> **What to work on**
From the first line through the line containing "- x-tick-label: 1: [512, 661, 520, 673]", give the lines again, renaming "push-button" to "button" and changing nothing else.
☆ ☆ ☆ ☆
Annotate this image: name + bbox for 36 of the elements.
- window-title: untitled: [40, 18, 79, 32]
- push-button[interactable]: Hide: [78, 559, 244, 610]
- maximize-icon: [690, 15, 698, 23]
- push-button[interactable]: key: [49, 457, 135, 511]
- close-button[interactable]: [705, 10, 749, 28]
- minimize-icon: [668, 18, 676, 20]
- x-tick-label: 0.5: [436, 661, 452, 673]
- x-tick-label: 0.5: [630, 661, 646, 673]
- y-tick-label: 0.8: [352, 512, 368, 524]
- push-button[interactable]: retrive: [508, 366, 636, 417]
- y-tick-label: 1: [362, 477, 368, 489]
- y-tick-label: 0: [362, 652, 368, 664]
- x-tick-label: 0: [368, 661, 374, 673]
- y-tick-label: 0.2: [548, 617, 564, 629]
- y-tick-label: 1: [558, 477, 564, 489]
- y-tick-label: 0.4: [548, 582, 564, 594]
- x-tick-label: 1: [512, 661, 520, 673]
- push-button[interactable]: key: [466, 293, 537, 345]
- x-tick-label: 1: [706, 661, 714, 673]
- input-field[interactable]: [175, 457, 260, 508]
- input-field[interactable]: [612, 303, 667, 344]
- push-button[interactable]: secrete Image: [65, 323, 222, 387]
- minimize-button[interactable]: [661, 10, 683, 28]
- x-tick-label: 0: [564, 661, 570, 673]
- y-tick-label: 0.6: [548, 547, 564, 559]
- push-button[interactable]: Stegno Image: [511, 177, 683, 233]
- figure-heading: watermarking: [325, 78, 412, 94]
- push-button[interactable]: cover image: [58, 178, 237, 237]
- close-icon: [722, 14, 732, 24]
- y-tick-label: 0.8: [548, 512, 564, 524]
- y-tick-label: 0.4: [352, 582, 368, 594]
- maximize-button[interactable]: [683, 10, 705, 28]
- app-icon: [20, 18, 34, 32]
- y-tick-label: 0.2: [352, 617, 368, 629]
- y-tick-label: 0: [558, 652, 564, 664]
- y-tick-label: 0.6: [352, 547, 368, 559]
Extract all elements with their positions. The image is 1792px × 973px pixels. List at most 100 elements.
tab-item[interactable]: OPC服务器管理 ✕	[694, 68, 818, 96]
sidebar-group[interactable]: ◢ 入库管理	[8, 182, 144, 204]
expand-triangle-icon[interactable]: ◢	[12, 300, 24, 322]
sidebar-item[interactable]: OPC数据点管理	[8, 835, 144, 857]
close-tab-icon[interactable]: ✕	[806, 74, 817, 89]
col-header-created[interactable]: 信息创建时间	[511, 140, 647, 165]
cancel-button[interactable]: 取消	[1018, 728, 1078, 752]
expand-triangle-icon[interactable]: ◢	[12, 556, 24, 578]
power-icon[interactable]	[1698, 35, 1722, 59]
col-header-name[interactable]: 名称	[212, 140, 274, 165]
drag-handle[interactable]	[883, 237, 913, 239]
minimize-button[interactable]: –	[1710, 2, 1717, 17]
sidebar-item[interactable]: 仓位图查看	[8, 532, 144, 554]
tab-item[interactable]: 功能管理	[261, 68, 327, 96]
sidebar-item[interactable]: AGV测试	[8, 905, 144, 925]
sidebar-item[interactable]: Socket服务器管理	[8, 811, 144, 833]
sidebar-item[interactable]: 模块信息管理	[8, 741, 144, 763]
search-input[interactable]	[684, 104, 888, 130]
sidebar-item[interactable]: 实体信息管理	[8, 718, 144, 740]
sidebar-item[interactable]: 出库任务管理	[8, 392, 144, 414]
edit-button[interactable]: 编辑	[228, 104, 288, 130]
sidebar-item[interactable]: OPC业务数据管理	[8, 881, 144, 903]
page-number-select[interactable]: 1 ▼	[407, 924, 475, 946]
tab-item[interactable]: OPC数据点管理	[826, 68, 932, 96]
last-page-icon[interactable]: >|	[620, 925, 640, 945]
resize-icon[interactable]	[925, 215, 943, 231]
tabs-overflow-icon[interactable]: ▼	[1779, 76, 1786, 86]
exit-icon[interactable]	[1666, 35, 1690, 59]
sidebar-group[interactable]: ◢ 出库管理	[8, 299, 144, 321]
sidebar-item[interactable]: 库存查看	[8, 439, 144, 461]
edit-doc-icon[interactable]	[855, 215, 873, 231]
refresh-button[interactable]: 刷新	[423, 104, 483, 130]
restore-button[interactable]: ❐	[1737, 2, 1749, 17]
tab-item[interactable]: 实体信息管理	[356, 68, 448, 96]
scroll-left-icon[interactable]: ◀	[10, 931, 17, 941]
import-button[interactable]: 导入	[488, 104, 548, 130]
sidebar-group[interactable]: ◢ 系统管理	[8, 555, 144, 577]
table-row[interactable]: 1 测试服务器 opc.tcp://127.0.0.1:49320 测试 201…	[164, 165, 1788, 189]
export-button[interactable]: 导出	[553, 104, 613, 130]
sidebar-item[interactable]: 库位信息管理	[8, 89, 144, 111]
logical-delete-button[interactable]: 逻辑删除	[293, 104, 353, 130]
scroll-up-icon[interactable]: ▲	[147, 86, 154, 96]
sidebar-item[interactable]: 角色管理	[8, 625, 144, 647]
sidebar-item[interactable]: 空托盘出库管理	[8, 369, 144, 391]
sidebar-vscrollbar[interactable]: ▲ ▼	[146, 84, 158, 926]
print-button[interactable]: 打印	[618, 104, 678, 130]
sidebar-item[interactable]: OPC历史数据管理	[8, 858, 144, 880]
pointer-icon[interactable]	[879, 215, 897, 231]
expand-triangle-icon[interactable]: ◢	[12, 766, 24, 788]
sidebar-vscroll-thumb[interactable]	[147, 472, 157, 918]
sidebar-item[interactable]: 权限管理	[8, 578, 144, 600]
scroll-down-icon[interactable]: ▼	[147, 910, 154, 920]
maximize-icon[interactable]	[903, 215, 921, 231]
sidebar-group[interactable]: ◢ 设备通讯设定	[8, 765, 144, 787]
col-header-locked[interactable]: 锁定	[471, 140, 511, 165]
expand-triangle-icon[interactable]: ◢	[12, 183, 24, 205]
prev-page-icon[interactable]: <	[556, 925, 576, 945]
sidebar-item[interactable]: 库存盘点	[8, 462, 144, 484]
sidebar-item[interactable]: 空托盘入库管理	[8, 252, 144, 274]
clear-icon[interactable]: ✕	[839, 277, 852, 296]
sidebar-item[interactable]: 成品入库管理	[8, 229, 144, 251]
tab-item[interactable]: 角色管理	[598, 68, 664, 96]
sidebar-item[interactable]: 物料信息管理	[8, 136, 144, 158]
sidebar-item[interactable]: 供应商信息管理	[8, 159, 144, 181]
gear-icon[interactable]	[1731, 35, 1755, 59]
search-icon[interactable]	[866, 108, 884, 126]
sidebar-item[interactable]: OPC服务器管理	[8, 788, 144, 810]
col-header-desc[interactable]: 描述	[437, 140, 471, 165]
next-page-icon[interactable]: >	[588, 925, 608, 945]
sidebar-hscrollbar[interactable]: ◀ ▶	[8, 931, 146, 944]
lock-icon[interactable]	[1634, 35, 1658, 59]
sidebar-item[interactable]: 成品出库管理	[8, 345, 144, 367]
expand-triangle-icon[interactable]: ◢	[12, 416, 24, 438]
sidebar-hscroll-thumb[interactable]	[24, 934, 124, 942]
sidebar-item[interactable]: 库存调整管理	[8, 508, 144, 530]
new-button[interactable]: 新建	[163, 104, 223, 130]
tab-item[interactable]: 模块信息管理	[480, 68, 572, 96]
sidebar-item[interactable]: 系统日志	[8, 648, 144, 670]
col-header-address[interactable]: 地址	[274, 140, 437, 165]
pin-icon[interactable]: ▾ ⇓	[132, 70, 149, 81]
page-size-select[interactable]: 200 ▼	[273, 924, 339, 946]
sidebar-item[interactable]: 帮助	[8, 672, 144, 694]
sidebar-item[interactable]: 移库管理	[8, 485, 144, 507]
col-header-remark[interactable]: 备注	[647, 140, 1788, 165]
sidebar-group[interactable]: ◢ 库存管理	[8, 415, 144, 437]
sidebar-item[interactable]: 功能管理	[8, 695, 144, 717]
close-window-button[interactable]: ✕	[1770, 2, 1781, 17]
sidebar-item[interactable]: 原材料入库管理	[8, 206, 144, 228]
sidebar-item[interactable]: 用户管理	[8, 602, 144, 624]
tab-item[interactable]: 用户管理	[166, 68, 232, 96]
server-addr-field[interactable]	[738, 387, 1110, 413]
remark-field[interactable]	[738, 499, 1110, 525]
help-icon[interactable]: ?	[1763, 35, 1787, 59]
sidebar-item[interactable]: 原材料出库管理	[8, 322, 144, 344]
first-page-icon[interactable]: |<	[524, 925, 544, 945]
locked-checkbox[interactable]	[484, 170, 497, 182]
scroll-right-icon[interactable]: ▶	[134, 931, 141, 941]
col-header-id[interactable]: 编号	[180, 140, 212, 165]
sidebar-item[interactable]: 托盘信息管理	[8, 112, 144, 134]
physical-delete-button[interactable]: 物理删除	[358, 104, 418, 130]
☆ ☆ ☆ ☆
> **Result of the task**
Annotate this image: name + bbox for 36 of the elements.
- window-title: untitled: [40, 18, 79, 32]
- button[interactable]: Hide: [78, 559, 244, 610]
- maximize-icon: [690, 15, 698, 23]
- button[interactable]: key: [49, 457, 135, 511]
- close-button[interactable]: [705, 10, 749, 28]
- minimize-icon: [668, 18, 676, 20]
- x-tick-label: 0.5: [436, 661, 452, 673]
- x-tick-label: 0.5: [630, 661, 646, 673]
- y-tick-label: 0.8: [352, 512, 368, 524]
- button[interactable]: retrive: [508, 366, 636, 417]
- y-tick-label: 1: [362, 477, 368, 489]
- y-tick-label: 0: [362, 652, 368, 664]
- x-tick-label: 0: [368, 661, 374, 673]
- y-tick-label: 0.2: [548, 617, 564, 629]
- y-tick-label: 1: [558, 477, 564, 489]
- y-tick-label: 0.4: [548, 582, 564, 594]
- x-tick-label: 1: [512, 661, 520, 673]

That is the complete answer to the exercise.